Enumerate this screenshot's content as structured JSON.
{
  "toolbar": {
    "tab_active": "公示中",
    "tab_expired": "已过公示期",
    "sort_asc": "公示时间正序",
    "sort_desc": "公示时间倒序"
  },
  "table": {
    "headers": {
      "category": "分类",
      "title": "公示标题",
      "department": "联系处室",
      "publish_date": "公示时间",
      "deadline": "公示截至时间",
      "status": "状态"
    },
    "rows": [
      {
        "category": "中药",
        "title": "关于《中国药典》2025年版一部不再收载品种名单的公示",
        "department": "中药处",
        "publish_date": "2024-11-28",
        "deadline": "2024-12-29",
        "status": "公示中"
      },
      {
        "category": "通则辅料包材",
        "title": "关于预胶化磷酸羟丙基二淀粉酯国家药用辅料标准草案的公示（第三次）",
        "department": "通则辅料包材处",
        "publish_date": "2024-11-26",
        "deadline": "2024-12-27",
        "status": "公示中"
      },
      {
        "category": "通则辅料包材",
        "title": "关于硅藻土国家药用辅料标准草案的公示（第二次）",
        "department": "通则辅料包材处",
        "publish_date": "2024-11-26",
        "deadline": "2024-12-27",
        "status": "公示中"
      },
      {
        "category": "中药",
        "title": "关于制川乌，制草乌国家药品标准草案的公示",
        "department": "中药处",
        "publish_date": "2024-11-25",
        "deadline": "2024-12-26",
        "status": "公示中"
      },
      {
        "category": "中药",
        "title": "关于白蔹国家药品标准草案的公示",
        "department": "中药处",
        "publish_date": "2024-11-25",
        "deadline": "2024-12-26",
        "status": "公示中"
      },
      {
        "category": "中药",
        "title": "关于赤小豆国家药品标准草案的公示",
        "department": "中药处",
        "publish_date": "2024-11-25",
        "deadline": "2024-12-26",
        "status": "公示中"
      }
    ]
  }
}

Task prompt: Output the entries exactly.

Worked solution:
Enumerate this screenshot's content as structured JSON.
{
  "toolbar": {
    "tab_active": "公示中",
    "tab_expired": "已过公示期",
    "sort_asc": "公示时间正序",
    "sort_desc": "公示时间倒序"
  },
  "table": {
    "headers": {
      "category": "分类",
      "title": "公示标题",
      "department": "联系处室",
      "publish_date": "公示时间",
      "deadline": "公示截至时间",
      "status": "状态"
    },
    "rows": [
      {
        "category": "中药",
        "title": "关于《中国药典》2025年版一部不再收载品种名单的公示",
        "department": "中药处",
        "publish_date": "2024-11-28",
        "deadline": "2024-12-29",
        "status": "公示中"
      },
      {
        "category": "通则辅料包材",
        "title": "关于预胶化磷酸羟丙基二淀粉酯国家药用辅料标准草案的公示（第三次）",
        "department": "通则辅料包材处",
        "publish_date": "2024-11-26",
        "deadline": "2024-12-27",
        "status": "公示中"
      },
      {
        "category": "通则辅料包材",
        "title": "关于硅藻土国家药用辅料标准草案的公示（第二次）",
        "department": "通则辅料包材处",
        "publish_date": "2024-11-26",
        "deadline": "2024-12-27",
        "status": "公示中"
      },
      {
        "category": "中药",
        "title": "关于制川乌，制草乌国家药品标准草案的公示",
        "department": "中药处",
        "publish_date": "2024-11-25",
        "deadline": "2024-12-26",
        "status": "公示中"
      },
      {
        "category": "中药",
        "title": "关于白蔹国家药品标准草案的公示",
        "department": "中药处",
        "publish_date": "2024-11-25",
        "deadline": "2024-12-26",
        "status": "公示中"
      },
      {
        "category": "中药",
        "title": "关于赤小豆国家药品标准草案的公示",
        "department": "中药处",
        "publish_date": "2024-11-25",
        "deadline": "2024-12-26",
        "status": "公示中"
      }
    ]
  }
}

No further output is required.